--- Data excerpts ---

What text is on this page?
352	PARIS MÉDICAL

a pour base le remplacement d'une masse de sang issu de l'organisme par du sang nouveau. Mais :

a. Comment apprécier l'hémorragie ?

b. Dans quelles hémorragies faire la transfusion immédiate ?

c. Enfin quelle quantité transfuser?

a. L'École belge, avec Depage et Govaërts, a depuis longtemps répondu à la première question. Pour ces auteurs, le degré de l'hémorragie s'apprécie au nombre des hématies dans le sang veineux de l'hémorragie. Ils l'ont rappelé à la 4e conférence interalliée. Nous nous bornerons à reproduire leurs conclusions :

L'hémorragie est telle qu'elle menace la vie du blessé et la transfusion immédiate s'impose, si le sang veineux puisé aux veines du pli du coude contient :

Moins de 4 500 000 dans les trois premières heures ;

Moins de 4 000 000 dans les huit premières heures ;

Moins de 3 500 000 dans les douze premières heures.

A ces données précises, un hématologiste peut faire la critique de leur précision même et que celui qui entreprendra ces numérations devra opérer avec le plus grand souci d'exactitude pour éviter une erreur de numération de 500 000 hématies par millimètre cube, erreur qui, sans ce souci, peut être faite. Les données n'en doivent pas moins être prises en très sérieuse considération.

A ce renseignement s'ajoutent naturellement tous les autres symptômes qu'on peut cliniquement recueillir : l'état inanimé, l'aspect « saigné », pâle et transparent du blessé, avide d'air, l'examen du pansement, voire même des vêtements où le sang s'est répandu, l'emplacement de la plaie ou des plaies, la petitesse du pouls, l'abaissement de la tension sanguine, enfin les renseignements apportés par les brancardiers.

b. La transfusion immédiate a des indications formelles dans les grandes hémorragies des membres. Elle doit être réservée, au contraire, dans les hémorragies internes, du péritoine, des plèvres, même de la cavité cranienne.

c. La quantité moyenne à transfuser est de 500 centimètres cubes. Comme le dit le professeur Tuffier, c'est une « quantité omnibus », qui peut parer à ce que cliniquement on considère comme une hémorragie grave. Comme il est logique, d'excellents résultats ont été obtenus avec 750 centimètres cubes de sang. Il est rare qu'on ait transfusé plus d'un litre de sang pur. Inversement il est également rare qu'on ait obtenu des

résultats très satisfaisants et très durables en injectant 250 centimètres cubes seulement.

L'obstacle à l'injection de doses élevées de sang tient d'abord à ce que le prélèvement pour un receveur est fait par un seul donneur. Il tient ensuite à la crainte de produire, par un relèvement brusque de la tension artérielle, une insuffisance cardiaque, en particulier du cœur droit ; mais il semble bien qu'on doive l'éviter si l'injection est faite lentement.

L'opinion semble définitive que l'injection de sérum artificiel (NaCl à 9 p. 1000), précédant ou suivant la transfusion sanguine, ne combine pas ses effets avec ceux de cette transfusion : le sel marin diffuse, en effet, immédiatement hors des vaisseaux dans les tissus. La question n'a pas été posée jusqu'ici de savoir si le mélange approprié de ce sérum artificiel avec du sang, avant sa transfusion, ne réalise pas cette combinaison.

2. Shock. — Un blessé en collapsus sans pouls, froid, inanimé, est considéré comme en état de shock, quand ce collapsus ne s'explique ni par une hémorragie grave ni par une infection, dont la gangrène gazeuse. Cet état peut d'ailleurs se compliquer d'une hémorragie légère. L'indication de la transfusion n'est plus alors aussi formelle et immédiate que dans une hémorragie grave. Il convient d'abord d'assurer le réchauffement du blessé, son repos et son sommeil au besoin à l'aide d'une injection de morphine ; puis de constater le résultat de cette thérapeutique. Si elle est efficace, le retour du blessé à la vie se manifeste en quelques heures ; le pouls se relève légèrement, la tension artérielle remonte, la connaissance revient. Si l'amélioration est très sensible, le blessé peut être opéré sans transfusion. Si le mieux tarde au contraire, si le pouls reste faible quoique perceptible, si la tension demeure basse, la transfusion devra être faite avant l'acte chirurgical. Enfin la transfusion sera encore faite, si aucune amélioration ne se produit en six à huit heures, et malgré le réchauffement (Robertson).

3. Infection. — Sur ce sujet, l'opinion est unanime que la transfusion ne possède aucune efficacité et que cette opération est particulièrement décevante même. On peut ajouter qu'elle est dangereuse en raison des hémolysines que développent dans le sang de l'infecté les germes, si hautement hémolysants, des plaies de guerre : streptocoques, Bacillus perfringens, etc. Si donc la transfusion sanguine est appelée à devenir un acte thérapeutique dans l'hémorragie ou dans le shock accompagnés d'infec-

---

Output an exact copy of each record.

What text is on this page?
352	PARIS MÉDICAL

a pour base le remplacement d'une masse de sang issu de l'organisme par du sang nouveau. Mais :

a. Comment apprécier l'hémorragie ?

b. Dans quelles hémorragies faire la transfusion immédiate ?

c. Enfin quelle quantité transfuser?

a. L'École belge, avec Depage et Govaërts, a depuis longtemps répondu à la première question. Pour ces auteurs, le degré de l'hémorragie s'apprécie au nombre des hématies dans le sang veineux de l'hémorragie. Ils l'ont rappelé à la 4e conférence interalliée. Nous nous bornerons à reproduire leurs conclusions :

L'hémorragie est telle qu'elle menace la vie du blessé et la transfusion immédiate s'impose, si le sang veineux puisé aux veines du pli du coude contient :

Moins de 4 500 000 dans les trois premières heures ;

Moins de 4 000 000 dans les huit premières heures ;

Moins de 3 500 000 dans les douze premières heures.

A ces données précises, un hématologiste peut faire la critique de leur précision même et que celui qui entreprendra ces numérations devra opérer avec le plus grand souci d'exactitude pour éviter une erreur de numération de 500 000 hématies par millimètre cube, erreur qui, sans ce souci, peut être faite. Les données n'en doivent pas moins être prises en très sérieuse considération.

A ce renseignement s'ajoutent naturellement tous les autres symptômes qu'on peut cliniquement recueillir : l'état inanimé, l'aspect « saigné », pâle et transparent du blessé, avide d'air, l'examen du pansement, voire même des vêtements où le sang s'est répandu, l'emplacement de la plaie ou des plaies, la petitesse du pouls, l'abaissement de la tension sanguine, enfin les renseignements apportés par les brancardiers.

b. La transfusion immédiate a des indications formelles dans les grandes hémorragies des membres. Elle doit être réservée, au contraire, dans les hémorragies internes, du péritoine, des plèvres, même de la cavité cranienne.

c. La quantité moyenne à transfuser est de 500 centimètres cubes. Comme le dit le professeur Tuffier, c'est une « quantité omnibus », qui peut parer à ce que cliniquement on considère comme une hémorragie grave. Comme il est logique, d'excellents résultats ont été obtenus avec 750 centimètres cubes de sang. Il est rare qu'on ait transfusé plus d'un litre de sang pur. Inversement il est également rare qu'on ait obtenu des

résultats très satisfaisants et très durables en injectant 250 centimètres cubes seulement.

L'obstacle à l'injection de doses élevées de sang tient d'abord à ce que le prélèvement pour un receveur est fait par un seul donneur. Il tient ensuite à la crainte de produire, par un relèvement brusque de la tension artérielle, une insuffisance cardiaque, en particulier du cœur droit ; mais il semble bien qu'on doive l'éviter si l'injection est faite lentement.

L'opinion semble définitive que l'injection de sérum artificiel (NaCl à 9 p. 1000), précédant ou suivant la transfusion sanguine, ne combine pas ses effets avec ceux de cette transfusion : le sel marin diffuse, en effet, immédiatement hors des vaisseaux dans les tissus. La question n'a pas été posée jusqu'ici de savoir si le mélange approprié de ce sérum artificiel avec du sang, avant sa transfusion, ne réalise pas cette combinaison.

2. Shock. — Un blessé en collapsus sans pouls, froid, inanimé, est considéré comme en état de shock, quand ce collapsus ne s'explique ni par une hémorragie grave ni par une infection, dont la gangrène gazeuse. Cet état peut d'ailleurs se compliquer d'une hémorragie légère. L'indication de la transfusion n'est plus alors aussi formelle et immédiate que dans une hémorragie grave. Il convient d'abord d'assurer le réchauffement du blessé, son repos et son sommeil au besoin à l'aide d'une injection de morphine ; puis de constater le résultat de cette thérapeutique. Si elle est efficace, le retour du blessé à la vie se manifeste en quelques heures ; le pouls se relève légèrement, la tension artérielle remonte, la connaissance revient. Si l'amélioration est très sensible, le blessé peut être opéré sans transfusion. Si le mieux tarde au contraire, si le pouls reste faible quoique perceptible, si la tension demeure basse, la transfusion devra être faite avant l'acte chirurgical. Enfin la transfusion sera encore faite, si aucune amélioration ne se produit en six à huit heures, et malgré le réchauffement (Robertson).

3. Infection. — Sur ce sujet, l'opinion est unanime que la transfusion ne possède aucune efficacité et que cette opération est particulièrement décevante même. On peut ajouter qu'elle est dangereuse en raison des hémolysines que développent dans le sang de l'infecté les germes, si hautement hémolysants, des plaies de guerre : streptocoques, Bacillus perfringens, etc. Si donc la transfusion sanguine est appelée à devenir un acte thérapeutique dans l'hémorragie ou dans le shock accompagnés d'infec-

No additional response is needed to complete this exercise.